• [PROBLEM TO WORK ON]: Rewrite every line of the records below with "cell-utility" changed to "cell-utility-model" wherever it appears, and leave everything else the same.

• [INPUT DATA]:
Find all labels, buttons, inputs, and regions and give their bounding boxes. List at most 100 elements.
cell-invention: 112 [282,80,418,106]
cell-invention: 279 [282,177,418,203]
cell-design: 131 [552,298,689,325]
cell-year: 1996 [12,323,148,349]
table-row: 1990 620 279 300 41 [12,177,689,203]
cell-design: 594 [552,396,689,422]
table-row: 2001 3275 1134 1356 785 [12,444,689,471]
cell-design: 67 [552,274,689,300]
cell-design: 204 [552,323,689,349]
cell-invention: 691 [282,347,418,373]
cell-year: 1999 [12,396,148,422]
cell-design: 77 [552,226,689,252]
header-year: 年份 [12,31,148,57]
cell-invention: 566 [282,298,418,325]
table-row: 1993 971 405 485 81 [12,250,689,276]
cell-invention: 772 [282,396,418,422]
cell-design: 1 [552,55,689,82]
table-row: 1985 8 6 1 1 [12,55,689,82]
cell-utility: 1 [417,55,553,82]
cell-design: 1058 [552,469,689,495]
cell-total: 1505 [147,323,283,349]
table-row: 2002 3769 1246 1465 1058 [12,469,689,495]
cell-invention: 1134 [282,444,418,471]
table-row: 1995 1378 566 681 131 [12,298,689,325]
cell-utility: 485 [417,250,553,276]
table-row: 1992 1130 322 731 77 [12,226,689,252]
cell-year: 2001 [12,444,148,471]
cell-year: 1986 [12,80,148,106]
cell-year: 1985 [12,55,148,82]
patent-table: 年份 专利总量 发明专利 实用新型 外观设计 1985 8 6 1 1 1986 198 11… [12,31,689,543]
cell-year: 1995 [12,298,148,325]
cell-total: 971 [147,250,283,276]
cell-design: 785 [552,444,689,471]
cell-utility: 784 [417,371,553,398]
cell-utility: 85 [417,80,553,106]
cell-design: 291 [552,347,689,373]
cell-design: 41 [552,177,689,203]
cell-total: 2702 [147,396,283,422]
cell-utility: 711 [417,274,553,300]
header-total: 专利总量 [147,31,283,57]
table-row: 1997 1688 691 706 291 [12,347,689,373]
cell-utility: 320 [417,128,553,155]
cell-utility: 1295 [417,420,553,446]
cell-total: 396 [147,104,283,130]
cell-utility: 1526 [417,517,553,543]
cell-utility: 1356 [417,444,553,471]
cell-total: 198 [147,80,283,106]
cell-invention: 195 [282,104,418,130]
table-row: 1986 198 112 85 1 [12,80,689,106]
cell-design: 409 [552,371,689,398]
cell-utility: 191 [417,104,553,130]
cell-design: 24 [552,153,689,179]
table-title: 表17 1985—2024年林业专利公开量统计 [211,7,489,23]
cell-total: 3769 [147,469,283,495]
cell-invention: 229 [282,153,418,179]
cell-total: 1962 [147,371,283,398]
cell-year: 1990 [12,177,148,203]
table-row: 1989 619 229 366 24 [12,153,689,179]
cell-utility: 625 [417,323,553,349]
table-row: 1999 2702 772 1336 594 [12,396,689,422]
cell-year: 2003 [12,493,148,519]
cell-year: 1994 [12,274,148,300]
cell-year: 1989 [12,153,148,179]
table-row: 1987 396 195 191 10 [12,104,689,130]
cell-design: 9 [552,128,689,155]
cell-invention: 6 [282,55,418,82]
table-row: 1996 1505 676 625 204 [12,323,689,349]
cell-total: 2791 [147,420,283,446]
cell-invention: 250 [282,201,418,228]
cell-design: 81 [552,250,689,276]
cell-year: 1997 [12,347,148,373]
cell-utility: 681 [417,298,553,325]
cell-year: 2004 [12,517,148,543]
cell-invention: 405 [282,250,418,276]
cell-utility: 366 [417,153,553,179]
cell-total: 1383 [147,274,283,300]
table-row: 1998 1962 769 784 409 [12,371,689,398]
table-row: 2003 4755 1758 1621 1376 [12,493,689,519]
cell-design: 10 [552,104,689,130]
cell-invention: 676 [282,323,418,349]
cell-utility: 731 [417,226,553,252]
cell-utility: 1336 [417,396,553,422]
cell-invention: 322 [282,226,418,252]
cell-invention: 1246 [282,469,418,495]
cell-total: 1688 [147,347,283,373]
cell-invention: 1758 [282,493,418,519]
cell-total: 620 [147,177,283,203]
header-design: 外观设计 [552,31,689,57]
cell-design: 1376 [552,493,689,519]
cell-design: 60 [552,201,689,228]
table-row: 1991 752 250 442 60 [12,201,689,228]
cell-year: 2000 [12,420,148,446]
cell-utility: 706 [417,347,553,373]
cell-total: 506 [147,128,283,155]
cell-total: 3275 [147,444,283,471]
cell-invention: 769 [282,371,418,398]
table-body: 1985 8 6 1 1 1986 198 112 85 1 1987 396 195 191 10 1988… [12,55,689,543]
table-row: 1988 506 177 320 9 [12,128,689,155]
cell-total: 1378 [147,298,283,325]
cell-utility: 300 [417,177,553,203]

• [SOLVED EXERCISE]:
Find all labels, buttons, inputs, and regions and give their bounding boxes. List at most 100 elements.
cell-invention: 112 [282,80,418,106]
cell-invention: 279 [282,177,418,203]
cell-design: 131 [552,298,689,325]
cell-year: 1996 [12,323,148,349]
table-row: 1990 620 279 300 41 [12,177,689,203]
cell-design: 594 [552,396,689,422]
table-row: 2001 3275 1134 1356 785 [12,444,689,471]
cell-design: 67 [552,274,689,300]
cell-design: 204 [552,323,689,349]
cell-invention: 691 [282,347,418,373]
cell-year: 1999 [12,396,148,422]
cell-design: 77 [552,226,689,252]
header-year: 年份 [12,31,148,57]
cell-invention: 566 [282,298,418,325]
table-row: 1993 971 405 485 81 [12,250,689,276]
cell-invention: 772 [282,396,418,422]
cell-design: 1 [552,55,689,82]
table-row: 1985 8 6 1 1 [12,55,689,82]
cell-utility-model: 1 [417,55,553,82]
cell-design: 1058 [552,469,689,495]
cell-total: 1505 [147,323,283,349]
table-row: 2002 3769 1246 1465 1058 [12,469,689,495]
cell-invention: 1134 [282,444,418,471]
table-row: 1995 1378 566 681 131 [12,298,689,325]
cell-utility-model: 485 [417,250,553,276]
table-row: 1992 1130 322 731 77 [12,226,689,252]
cell-year: 2001 [12,444,148,471]
cell-year: 1986 [12,80,148,106]
cell-year: 1985 [12,55,148,82]
patent-table: 年份 专利总量 发明专利 实用新型 外观设计 1985 8 6 1 1 1986 198 11… [12,31,689,543]
cell-year: 1995 [12,298,148,325]
cell-total: 971 [147,250,283,276]
cell-design: 785 [552,444,689,471]
cell-utility-model: 784 [417,371,553,398]
cell-utility-model: 85 [417,80,553,106]
cell-design: 291 [552,347,689,373]
cell-design: 41 [552,177,689,203]
cell-total: 2702 [147,396,283,422]
cell-utility-model: 711 [417,274,553,300]
header-total: 专利总量 [147,31,283,57]
table-row: 1997 1688 691 706 291 [12,347,689,373]
cell-utility-model: 320 [417,128,553,155]
cell-utility-model: 1295 [417,420,553,446]
cell-total: 396 [147,104,283,130]
cell-utility-model: 1526 [417,517,553,543]
cell-utility-model: 1356 [417,444,553,471]
cell-total: 198 [147,80,283,106]
cell-invention: 195 [282,104,418,130]
table-row: 1986 198 112 85 1 [12,80,689,106]
cell-design: 409 [552,371,689,398]
cell-utility-model: 191 [417,104,553,130]
cell-design: 24 [552,153,689,179]
table-title: 表17 1985—2024年林业专利公开量统计 [211,7,489,23]
cell-total: 3769 [147,469,283,495]
cell-invention: 229 [282,153,418,179]
cell-total: 1962 [147,371,283,398]
cell-year: 1990 [12,177,148,203]
table-row: 1989 619 229 366 24 [12,153,689,179]
cell-utility-model: 625 [417,323,553,349]
table-row: 1999 2702 772 1336 594 [12,396,689,422]
cell-year: 2003 [12,493,148,519]
cell-year: 1994 [12,274,148,300]
cell-year: 1989 [12,153,148,179]
table-row: 1987 396 195 191 10 [12,104,689,130]
cell-design: 9 [552,128,689,155]
cell-invention: 6 [282,55,418,82]
table-row: 1996 1505 676 625 204 [12,323,689,349]
cell-total: 2791 [147,420,283,446]
cell-invention: 250 [282,201,418,228]
cell-design: 81 [552,250,689,276]
cell-year: 1997 [12,347,148,373]
cell-utility-model: 681 [417,298,553,325]
cell-year: 2004 [12,517,148,543]
cell-invention: 405 [282,250,418,276]
cell-utility-model: 366 [417,153,553,179]
cell-total: 1383 [147,274,283,300]
table-row: 1998 1962 769 784 409 [12,371,689,398]
table-row: 2003 4755 1758 1621 1376 [12,493,689,519]
cell-design: 10 [552,104,689,130]
cell-invention: 676 [282,323,418,349]
cell-utility-model: 731 [417,226,553,252]
cell-utility-model: 1336 [417,396,553,422]
cell-invention: 322 [282,226,418,252]
cell-invention: 1246 [282,469,418,495]
cell-total: 1688 [147,347,283,373]
cell-invention: 1758 [282,493,418,519]
cell-total: 620 [147,177,283,203]
header-design: 外观设计 [552,31,689,57]
cell-design: 1376 [552,493,689,519]
cell-design: 60 [552,201,689,228]
table-row: 1991 752 250 442 60 [12,201,689,228]
cell-year: 2000 [12,420,148,446]
cell-utility-model: 706 [417,347,553,373]
cell-total: 506 [147,128,283,155]
cell-total: 3275 [147,444,283,471]
cell-invention: 769 [282,371,418,398]
table-body: 1985 8 6 1 1 1986 198 112 85 1 1987 396 195 191 10 1988… [12,55,689,543]
table-row: 1988 506 177 320 9 [12,128,689,155]
cell-total: 1378 [147,298,283,325]
cell-utility-model: 300 [417,177,553,203]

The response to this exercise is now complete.